## Aim of the exercise
Reproduce the full listing that appears beneath this instruction exactly.

## Dataset items
┄┄┄┄┄┄┄┄┄┄┄┄┄┄┄┄┄┄┄┄

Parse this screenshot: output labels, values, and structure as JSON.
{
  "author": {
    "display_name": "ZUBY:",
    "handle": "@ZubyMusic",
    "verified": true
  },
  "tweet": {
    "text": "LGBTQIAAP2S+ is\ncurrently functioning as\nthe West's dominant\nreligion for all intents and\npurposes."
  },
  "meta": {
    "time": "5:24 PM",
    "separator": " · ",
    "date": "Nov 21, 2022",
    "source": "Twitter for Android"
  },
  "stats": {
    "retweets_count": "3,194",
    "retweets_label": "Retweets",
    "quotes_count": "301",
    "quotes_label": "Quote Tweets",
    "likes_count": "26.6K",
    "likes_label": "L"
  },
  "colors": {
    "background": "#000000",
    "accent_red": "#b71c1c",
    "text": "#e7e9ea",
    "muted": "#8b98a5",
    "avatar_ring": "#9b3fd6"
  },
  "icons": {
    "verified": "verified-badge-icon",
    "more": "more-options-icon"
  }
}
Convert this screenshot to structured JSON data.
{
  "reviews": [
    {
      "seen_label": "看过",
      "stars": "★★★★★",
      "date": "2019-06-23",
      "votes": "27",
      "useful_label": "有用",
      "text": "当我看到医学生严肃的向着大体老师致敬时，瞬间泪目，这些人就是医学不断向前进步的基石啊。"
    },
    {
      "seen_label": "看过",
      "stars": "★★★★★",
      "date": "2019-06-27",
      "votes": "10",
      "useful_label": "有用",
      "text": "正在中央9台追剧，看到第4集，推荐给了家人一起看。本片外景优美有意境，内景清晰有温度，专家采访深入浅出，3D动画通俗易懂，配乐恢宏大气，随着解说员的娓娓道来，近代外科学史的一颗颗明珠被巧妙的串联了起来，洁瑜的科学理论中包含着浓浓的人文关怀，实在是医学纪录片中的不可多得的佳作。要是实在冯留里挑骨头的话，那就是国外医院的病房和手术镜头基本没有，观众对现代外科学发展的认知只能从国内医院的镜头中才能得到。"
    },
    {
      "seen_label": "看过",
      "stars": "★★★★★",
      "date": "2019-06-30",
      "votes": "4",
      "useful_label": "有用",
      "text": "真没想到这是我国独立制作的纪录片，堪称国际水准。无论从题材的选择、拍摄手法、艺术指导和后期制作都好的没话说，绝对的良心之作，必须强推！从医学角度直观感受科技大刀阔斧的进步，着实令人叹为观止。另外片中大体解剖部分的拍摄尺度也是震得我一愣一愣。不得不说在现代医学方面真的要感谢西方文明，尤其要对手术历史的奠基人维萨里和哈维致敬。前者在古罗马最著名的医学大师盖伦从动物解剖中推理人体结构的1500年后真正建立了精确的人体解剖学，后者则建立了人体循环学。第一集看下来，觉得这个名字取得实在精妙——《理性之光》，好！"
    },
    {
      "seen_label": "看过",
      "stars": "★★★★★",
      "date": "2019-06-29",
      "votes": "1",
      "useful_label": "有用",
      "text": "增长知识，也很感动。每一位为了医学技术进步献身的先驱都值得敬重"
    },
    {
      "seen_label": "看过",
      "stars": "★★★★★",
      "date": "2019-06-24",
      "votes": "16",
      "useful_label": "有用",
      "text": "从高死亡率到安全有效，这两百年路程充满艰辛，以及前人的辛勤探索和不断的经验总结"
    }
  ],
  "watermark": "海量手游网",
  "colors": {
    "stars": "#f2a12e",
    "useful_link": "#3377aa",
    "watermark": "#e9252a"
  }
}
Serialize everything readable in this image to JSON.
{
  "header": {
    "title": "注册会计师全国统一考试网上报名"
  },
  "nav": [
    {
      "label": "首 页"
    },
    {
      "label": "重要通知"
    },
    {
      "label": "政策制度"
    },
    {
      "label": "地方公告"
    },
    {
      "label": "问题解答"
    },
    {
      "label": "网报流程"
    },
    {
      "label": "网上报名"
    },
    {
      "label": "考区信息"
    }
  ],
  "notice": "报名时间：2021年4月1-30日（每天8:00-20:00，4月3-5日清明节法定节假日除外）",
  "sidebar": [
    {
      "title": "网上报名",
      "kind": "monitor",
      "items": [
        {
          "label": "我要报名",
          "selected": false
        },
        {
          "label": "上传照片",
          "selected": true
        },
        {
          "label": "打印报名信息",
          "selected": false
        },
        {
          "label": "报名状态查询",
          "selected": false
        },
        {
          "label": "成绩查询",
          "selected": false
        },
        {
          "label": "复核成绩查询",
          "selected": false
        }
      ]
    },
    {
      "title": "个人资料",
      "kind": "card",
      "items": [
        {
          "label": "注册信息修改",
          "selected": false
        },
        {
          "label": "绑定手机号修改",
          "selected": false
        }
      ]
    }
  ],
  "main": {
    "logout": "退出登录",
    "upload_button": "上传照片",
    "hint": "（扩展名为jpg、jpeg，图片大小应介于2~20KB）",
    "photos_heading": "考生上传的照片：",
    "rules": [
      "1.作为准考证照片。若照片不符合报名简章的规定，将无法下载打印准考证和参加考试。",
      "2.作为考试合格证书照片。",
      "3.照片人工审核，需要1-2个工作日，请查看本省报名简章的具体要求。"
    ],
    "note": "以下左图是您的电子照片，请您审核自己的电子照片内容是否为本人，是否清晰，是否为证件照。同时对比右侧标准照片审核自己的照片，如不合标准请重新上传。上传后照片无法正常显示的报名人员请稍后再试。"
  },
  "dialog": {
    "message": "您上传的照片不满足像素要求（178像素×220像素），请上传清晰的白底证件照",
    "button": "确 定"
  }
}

┄┄┄┄┄┄┄┄┄┄┄┄┄┄┄┄┄┄┄┄

## Solved problem
Parse this screenshot: output labels, values, and structure as JSON.
{
  "author": {
    "display_name": "ZUBY:",
    "handle": "@ZubyMusic",
    "verified": true
  },
  "tweet": {
    "text": "LGBTQIAAP2S+ is\ncurrently functioning as\nthe West's dominant\nreligion for all intents and\npurposes."
  },
  "meta": {
    "time": "5:24 PM",
    "separator": " · ",
    "date": "Nov 21, 2022",
    "source": "Twitter for Android"
  },
  "stats": {
    "retweets_count": "3,194",
    "retweets_label": "Retweets",
    "quotes_count": "301",
    "quotes_label": "Quote Tweets",
    "likes_count": "26.6K",
    "likes_label": "L"
  },
  "colors": {
    "background": "#000000",
    "accent_red": "#b71c1c",
    "text": "#e7e9ea",
    "muted": "#8b98a5",
    "avatar_ring": "#9b3fd6"
  },
  "icons": {
    "verified": "verified-badge-icon",
    "more": "more-options-icon"
  }
}
Convert this screenshot to structured JSON data.
{
  "reviews": [
    {
      "seen_label": "看过",
      "stars": "★★★★★",
      "date": "2019-06-23",
      "votes": "27",
      "useful_label": "有用",
      "text": "当我看到医学生严肃的向着大体老师致敬时，瞬间泪目，这些人就是医学不断向前进步的基石啊。"
    },
    {
      "seen_label": "看过",
      "stars": "★★★★★",
      "date": "2019-06-27",
      "votes": "10",
      "useful_label": "有用",
      "text": "正在中央9台追剧，看到第4集，推荐给了家人一起看。本片外景优美有意境，内景清晰有温度，专家采访深入浅出，3D动画通俗易懂，配乐恢宏大气，随着解说员的娓娓道来，近代外科学史的一颗颗明珠被巧妙的串联了起来，洁瑜的科学理论中包含着浓浓的人文关怀，实在是医学纪录片中的不可多得的佳作。要是实在冯留里挑骨头的话，那就是国外医院的病房和手术镜头基本没有，观众对现代外科学发展的认知只能从国内医院的镜头中才能得到。"
    },
    {
      "seen_label": "看过",
      "stars": "★★★★★",
      "date": "2019-06-30",
      "votes": "4",
      "useful_label": "有用",
      "text": "真没想到这是我国独立制作的纪录片，堪称国际水准。无论从题材的选择、拍摄手法、艺术指导和后期制作都好的没话说，绝对的良心之作，必须强推！从医学角度直观感受科技大刀阔斧的进步，着实令人叹为观止。另外片中大体解剖部分的拍摄尺度也是震得我一愣一愣。不得不说在现代医学方面真的要感谢西方文明，尤其要对手术历史的奠基人维萨里和哈维致敬。前者在古罗马最著名的医学大师盖伦从动物解剖中推理人体结构的1500年后真正建立了精确的人体解剖学，后者则建立了人体循环学。第一集看下来，觉得这个名字取得实在精妙——《理性之光》，好！"
    },
    {
      "seen_label": "看过",
      "stars": "★★★★★",
      "date": "2019-06-29",
      "votes": "1",
      "useful_label": "有用",
      "text": "增长知识，也很感动。每一位为了医学技术进步献身的先驱都值得敬重"
    },
    {
      "seen_label": "看过",
      "stars": "★★★★★",
      "date": "2019-06-24",
      "votes": "16",
      "useful_label": "有用",
      "text": "从高死亡率到安全有效，这两百年路程充满艰辛，以及前人的辛勤探索和不断的经验总结"
    }
  ],
  "watermark": "海量手游网",
  "colors": {
    "stars": "#f2a12e",
    "useful_link": "#3377aa",
    "watermark": "#e9252a"
  }
}
Serialize everything readable in this image to JSON.
{
  "header": {
    "title": "注册会计师全国统一考试网上报名"
  },
  "nav": [
    {
      "label": "首 页"
    },
    {
      "label": "重要通知"
    },
    {
      "label": "政策制度"
    },
    {
      "label": "地方公告"
    },
    {
      "label": "问题解答"
    },
    {
      "label": "网报流程"
    },
    {
      "label": "网上报名"
    },
    {
      "label": "考区信息"
    }
  ],
  "notice": "报名时间：2021年4月1-30日（每天8:00-20:00，4月3-5日清明节法定节假日除外）",
  "sidebar": [
    {
      "title": "网上报名",
      "kind": "monitor",
      "items": [
        {
          "label": "我要报名",
          "selected": false
        },
        {
          "label": "上传照片",
          "selected": true
        },
        {
          "label": "打印报名信息",
          "selected": false
        },
        {
          "label": "报名状态查询",
          "selected": false
        },
        {
          "label": "成绩查询",
          "selected": false
        },
        {
          "label": "复核成绩查询",
          "selected": false
        }
      ]
    },
    {
      "title": "个人资料",
      "kind": "card",
      "items": [
        {
          "label": "注册信息修改",
          "selected": false
        },
        {
          "label": "绑定手机号修改",
          "selected": false
        }
      ]
    }
  ],
  "main": {
    "logout": "退出登录",
    "upload_button": "上传照片",
    "hint": "（扩展名为jpg、jpeg，图片大小应介于2~20KB）",
    "photos_heading": "考生上传的照片：",
    "rules": [
      "1.作为准考证照片。若照片不符合报名简章的规定，将无法下载打印准考证和参加考试。",
      "2.作为考试合格证书照片。",
      "3.照片人工审核，需要1-2个工作日，请查看本省报名简章的具体要求。"
    ],
    "note": "以下左图是您的电子照片，请您审核自己的电子照片内容是否为本人，是否清晰，是否为证件照。同时对比右侧标准照片审核自己的照片，如不合标准请重新上传。上传后照片无法正常显示的报名人员请稍后再试。"
  },
  "dialog": {
    "message": "您上传的照片不满足像素要求（178像素×220像素），请上传清晰的白底证件照",
    "button": "确 定"
  }
}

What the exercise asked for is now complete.